### TASK DETAILS
Print the records again, character for character.

### EXCERPTED DATA
· · ·

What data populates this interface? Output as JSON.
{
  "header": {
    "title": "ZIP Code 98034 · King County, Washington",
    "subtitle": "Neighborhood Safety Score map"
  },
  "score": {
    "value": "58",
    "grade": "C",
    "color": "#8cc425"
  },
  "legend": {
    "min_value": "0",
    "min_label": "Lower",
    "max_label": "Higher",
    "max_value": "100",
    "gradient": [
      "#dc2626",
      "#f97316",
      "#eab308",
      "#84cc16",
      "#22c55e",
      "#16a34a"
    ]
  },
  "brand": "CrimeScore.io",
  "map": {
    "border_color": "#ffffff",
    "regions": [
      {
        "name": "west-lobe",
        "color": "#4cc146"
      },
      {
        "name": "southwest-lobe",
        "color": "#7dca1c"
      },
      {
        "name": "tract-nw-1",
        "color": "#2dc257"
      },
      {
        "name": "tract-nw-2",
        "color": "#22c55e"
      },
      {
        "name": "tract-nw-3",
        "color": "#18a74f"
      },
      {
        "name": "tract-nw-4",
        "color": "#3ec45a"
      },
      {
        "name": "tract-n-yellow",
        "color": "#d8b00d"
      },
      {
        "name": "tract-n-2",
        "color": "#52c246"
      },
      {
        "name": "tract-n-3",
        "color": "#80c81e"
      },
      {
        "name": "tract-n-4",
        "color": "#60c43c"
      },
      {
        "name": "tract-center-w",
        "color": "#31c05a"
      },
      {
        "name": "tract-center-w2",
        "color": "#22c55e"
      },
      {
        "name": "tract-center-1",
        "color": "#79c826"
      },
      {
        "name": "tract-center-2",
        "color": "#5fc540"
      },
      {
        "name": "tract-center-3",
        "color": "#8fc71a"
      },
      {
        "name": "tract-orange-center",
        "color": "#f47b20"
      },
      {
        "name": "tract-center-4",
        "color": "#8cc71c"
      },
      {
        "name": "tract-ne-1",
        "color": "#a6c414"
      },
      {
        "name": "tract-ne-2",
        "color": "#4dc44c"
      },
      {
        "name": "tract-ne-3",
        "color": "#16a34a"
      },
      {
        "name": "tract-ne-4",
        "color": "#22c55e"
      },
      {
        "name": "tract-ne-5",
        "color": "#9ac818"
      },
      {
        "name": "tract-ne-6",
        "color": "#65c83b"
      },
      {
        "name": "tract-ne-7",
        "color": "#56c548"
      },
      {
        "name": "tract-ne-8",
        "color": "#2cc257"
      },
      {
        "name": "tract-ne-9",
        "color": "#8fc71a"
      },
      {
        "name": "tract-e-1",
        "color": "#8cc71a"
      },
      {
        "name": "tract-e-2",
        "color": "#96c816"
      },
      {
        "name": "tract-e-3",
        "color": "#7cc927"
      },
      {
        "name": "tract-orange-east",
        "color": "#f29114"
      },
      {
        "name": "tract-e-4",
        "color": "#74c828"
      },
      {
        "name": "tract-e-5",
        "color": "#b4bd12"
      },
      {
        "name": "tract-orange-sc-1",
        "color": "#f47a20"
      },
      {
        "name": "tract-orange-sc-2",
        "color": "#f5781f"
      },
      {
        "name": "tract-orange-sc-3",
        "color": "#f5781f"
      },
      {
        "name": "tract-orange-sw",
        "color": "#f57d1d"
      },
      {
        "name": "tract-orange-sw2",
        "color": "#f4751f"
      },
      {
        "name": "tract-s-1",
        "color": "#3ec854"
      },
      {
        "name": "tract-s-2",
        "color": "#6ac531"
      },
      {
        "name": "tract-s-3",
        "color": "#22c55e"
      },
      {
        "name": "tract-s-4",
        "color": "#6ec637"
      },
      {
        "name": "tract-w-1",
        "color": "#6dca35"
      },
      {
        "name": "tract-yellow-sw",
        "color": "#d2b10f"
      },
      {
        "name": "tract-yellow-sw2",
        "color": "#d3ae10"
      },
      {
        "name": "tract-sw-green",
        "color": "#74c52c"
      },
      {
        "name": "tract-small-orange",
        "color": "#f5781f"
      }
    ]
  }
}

· · ·

### ANSWER TO THIS TASK
What data populates this interface? Output as JSON.
{
  "header": {
    "title": "ZIP Code 98034 · King County, Washington",
    "subtitle": "Neighborhood Safety Score map"
  },
  "score": {
    "value": "58",
    "grade": "C",
    "color": "#8cc425"
  },
  "legend": {
    "min_value": "0",
    "min_label": "Lower",
    "max_label": "Higher",
    "max_value": "100",
    "gradient": [
      "#dc2626",
      "#f97316",
      "#eab308",
      "#84cc16",
      "#22c55e",
      "#16a34a"
    ]
  },
  "brand": "CrimeScore.io",
  "map": {
    "border_color": "#ffffff",
    "regions": [
      {
        "name": "west-lobe",
        "color": "#4cc146"
      },
      {
        "name": "southwest-lobe",
        "color": "#7dca1c"
      },
      {
        "name": "tract-nw-1",
        "color": "#2dc257"
      },
      {
        "name": "tract-nw-2",
        "color": "#22c55e"
      },
      {
        "name": "tract-nw-3",
        "color": "#18a74f"
      },
      {
        "name": "tract-nw-4",
        "color": "#3ec45a"
      },
      {
        "name": "tract-n-yellow",
        "color": "#d8b00d"
      },
      {
        "name": "tract-n-2",
        "color": "#52c246"
      },
      {
        "name": "tract-n-3",
        "color": "#80c81e"
      },
      {
        "name": "tract-n-4",
        "color": "#60c43c"
      },
      {
        "name": "tract-center-w",
        "color": "#31c05a"
      },
      {
        "name": "tract-center-w2",
        "color": "#22c55e"
      },
      {
        "name": "tract-center-1",
        "color": "#79c826"
      },
      {
        "name": "tract-center-2",
        "color": "#5fc540"
      },
      {
        "name": "tract-center-3",
        "color": "#8fc71a"
      },
      {
        "name": "tract-orange-center",
        "color": "#f47b20"
      },
      {
        "name": "tract-center-4",
        "color": "#8cc71c"
      },
      {
        "name": "tract-ne-1",
        "color": "#a6c414"
      },
      {
        "name": "tract-ne-2",
        "color": "#4dc44c"
      },
      {
        "name": "tract-ne-3",
        "color": "#16a34a"
      },
      {
        "name": "tract-ne-4",
        "color": "#22c55e"
      },
      {
        "name": "tract-ne-5",
        "color": "#9ac818"
      },
      {
        "name": "tract-ne-6",
        "color": "#65c83b"
      },
      {
        "name": "tract-ne-7",
        "color": "#56c548"
      },
      {
        "name": "tract-ne-8",
        "color": "#2cc257"
      },
      {
        "name": "tract-ne-9",
        "color": "#8fc71a"
      },
      {
        "name": "tract-e-1",
        "color": "#8cc71a"
      },
      {
        "name": "tract-e-2",
        "color": "#96c816"
      },
      {
        "name": "tract-e-3",
        "color": "#7cc927"
      },
      {
        "name": "tract-orange-east",
        "color": "#f29114"
      },
      {
        "name": "tract-e-4",
        "color": "#74c828"
      },
      {
        "name": "tract-e-5",
        "color": "#b4bd12"
      },
      {
        "name": "tract-orange-sc-1",
        "color": "#f47a20"
      },
      {
        "name": "tract-orange-sc-2",
        "color": "#f5781f"
      },
      {
        "name": "tract-orange-sc-3",
        "color": "#f5781f"
      },
      {
        "name": "tract-orange-sw",
        "color": "#f57d1d"
      },
      {
        "name": "tract-orange-sw2",
        "color": "#f4751f"
      },
      {
        "name": "tract-s-1",
        "color": "#3ec854"
      },
      {
        "name": "tract-s-2",
        "color": "#6ac531"
      },
      {
        "name": "tract-s-3",
        "color": "#22c55e"
      },
      {
        "name": "tract-s-4",
        "color": "#6ec637"
      },
      {
        "name": "tract-w-1",
        "color": "#6dca35"
      },
      {
        "name": "tract-yellow-sw",
        "color": "#d2b10f"
      },
      {
        "name": "tract-yellow-sw2",
        "color": "#d3ae10"
      },
      {
        "name": "tract-sw-green",
        "color": "#74c52c"
      },
      {
        "name": "tract-small-orange",
        "color": "#f5781f"
      }
    ]
  }
}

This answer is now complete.